[Collected data]

* begin *

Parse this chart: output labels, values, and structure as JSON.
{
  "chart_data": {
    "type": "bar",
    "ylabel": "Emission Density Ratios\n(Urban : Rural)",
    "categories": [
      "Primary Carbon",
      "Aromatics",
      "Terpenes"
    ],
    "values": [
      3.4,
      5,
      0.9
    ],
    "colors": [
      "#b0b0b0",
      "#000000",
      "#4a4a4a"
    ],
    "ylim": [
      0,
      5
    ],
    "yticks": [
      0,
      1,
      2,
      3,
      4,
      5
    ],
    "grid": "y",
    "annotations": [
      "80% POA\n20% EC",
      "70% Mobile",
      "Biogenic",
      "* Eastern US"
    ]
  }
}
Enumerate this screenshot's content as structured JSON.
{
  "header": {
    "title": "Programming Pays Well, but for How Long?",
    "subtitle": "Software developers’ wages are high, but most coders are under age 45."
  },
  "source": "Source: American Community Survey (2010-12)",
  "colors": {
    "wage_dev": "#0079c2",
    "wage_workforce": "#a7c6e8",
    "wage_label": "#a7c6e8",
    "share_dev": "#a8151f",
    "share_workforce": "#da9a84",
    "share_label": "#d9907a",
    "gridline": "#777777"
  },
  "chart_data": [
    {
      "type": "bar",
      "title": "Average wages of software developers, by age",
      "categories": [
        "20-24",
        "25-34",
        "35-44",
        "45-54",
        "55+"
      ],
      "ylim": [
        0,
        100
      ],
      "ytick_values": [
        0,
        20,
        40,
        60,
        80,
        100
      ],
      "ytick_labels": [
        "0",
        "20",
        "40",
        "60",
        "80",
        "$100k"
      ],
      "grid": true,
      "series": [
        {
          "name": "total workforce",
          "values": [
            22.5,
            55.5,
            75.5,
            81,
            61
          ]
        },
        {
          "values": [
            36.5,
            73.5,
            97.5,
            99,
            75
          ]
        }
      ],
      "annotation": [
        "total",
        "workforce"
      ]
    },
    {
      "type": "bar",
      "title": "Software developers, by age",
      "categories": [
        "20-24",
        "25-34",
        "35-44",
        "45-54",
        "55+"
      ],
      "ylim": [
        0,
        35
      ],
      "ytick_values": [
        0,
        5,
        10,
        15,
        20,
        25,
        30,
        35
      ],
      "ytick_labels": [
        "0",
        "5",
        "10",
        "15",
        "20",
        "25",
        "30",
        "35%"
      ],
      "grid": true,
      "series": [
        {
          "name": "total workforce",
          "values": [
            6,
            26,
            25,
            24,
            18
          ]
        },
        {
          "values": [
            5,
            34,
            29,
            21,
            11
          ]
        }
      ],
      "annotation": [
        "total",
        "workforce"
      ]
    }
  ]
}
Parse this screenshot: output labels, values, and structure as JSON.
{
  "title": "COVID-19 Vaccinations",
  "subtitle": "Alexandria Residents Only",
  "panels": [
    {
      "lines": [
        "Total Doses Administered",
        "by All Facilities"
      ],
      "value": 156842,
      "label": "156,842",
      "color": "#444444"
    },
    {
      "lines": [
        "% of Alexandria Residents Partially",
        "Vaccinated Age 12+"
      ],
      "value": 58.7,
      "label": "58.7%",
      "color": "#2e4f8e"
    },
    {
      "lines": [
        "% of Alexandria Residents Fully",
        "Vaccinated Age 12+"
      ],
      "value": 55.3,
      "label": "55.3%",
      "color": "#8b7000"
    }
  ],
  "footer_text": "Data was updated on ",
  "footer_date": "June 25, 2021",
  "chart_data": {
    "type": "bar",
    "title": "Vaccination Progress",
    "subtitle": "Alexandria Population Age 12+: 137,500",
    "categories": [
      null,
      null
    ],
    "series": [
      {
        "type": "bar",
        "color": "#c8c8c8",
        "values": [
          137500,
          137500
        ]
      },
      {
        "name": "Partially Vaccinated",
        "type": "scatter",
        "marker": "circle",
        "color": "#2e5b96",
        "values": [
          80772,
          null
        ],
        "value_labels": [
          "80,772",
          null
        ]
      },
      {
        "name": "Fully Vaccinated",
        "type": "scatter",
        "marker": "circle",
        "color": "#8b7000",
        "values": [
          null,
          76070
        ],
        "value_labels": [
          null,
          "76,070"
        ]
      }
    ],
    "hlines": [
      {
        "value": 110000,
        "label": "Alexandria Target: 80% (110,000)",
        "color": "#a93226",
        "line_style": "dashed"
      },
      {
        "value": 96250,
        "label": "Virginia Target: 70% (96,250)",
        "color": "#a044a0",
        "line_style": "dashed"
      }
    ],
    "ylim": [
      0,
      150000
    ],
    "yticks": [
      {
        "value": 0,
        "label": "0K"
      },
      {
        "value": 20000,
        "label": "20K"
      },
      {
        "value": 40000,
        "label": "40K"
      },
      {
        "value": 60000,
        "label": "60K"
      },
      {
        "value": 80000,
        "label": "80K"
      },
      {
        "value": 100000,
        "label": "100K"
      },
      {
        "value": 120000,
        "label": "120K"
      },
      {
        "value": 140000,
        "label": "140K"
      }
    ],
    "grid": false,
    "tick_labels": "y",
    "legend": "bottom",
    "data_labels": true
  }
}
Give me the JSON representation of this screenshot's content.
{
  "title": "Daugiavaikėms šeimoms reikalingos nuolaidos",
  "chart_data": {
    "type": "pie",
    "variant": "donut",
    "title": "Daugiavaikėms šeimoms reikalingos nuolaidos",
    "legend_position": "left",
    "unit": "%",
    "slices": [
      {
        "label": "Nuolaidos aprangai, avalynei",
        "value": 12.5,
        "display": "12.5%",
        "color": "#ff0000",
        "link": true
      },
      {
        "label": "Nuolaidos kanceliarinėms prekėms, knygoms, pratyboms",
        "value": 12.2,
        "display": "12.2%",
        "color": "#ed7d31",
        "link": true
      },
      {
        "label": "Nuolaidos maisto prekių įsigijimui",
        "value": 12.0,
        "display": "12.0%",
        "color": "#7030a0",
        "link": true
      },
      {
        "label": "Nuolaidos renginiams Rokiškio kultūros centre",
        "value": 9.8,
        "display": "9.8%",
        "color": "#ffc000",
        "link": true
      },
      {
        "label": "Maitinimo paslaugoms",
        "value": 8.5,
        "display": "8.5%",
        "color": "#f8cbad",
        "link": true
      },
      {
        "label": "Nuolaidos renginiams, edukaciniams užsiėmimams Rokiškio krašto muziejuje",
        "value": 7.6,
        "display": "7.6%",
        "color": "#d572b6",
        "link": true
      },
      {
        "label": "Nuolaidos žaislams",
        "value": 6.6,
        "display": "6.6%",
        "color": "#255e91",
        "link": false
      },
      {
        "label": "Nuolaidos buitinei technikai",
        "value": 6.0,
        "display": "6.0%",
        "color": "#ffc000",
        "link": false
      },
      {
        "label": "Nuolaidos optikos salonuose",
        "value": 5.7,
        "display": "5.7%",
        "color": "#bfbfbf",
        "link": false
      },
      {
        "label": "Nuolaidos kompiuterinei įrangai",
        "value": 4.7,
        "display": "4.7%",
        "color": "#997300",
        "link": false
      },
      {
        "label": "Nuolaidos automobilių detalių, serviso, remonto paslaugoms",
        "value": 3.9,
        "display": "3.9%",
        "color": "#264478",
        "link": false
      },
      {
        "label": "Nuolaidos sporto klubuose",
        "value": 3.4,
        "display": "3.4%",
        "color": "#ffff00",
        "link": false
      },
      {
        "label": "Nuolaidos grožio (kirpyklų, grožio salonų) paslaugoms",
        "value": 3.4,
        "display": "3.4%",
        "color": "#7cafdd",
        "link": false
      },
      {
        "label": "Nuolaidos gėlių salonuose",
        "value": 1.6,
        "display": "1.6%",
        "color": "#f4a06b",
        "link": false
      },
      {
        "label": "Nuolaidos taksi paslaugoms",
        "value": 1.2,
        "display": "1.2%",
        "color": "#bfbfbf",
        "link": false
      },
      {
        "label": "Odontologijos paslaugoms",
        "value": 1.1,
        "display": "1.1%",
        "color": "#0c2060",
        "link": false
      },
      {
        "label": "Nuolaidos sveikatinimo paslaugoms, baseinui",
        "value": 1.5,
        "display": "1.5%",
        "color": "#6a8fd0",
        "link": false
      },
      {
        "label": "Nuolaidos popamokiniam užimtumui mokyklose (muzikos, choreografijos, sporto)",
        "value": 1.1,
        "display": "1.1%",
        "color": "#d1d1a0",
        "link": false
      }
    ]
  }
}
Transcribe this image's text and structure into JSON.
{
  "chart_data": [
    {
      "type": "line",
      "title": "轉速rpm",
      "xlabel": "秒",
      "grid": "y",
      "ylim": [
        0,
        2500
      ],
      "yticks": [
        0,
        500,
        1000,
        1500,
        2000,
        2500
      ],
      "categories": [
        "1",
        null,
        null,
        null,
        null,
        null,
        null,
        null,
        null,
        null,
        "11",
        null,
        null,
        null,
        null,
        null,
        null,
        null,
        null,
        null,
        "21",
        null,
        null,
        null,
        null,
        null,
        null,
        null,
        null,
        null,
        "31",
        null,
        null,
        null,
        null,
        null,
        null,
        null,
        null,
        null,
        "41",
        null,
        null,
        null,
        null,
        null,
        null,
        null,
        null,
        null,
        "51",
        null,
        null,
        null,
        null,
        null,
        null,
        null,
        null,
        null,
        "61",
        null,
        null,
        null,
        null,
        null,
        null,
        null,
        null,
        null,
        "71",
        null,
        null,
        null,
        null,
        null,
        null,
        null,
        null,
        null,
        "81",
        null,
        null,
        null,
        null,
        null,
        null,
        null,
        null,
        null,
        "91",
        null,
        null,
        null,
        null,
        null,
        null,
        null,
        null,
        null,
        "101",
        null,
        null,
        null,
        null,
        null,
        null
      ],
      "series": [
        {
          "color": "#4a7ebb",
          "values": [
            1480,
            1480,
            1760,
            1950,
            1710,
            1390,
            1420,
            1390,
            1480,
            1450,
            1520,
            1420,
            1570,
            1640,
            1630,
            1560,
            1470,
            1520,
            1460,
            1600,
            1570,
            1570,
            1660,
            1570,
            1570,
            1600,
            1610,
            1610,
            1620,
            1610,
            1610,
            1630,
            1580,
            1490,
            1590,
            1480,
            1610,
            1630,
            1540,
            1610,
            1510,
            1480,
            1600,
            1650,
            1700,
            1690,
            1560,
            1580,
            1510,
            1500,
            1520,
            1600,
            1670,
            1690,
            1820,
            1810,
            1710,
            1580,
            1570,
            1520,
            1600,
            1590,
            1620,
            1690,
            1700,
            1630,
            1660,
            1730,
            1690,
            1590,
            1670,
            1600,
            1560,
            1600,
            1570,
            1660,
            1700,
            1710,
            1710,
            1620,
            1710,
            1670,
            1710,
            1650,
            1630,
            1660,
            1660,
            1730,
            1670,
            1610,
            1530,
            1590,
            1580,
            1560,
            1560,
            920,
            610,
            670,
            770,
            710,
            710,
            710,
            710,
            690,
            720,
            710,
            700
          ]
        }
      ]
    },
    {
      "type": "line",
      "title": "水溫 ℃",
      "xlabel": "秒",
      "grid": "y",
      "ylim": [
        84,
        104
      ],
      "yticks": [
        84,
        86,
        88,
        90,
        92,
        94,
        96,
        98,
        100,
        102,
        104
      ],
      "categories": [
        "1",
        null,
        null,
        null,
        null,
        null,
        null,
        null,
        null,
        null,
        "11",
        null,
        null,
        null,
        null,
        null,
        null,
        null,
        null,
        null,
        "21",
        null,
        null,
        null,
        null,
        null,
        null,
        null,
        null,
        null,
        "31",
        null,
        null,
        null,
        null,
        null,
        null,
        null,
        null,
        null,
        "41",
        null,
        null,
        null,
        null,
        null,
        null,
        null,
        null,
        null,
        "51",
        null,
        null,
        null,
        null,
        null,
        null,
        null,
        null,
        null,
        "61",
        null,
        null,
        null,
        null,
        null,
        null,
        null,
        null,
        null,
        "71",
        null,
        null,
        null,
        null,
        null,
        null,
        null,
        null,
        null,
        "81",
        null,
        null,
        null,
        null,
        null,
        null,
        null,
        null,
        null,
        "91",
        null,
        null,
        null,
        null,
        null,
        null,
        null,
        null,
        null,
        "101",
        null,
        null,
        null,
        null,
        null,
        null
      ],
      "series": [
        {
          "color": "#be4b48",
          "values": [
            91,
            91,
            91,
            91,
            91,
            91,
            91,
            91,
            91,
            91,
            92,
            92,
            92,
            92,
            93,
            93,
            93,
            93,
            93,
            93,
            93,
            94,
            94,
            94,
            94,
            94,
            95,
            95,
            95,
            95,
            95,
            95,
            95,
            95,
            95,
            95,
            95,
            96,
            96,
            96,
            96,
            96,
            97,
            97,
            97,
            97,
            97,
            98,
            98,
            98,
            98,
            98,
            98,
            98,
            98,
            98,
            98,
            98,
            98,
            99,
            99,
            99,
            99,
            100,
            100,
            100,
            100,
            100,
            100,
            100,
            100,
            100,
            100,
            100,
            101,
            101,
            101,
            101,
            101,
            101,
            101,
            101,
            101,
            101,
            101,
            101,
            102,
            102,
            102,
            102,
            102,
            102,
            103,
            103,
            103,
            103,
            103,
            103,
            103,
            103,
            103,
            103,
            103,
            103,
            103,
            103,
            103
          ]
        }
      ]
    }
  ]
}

* end *

What the task asks >> Only a number is expected here: the count of lines in the listing that hold the string "sporto".

Solution below >> 2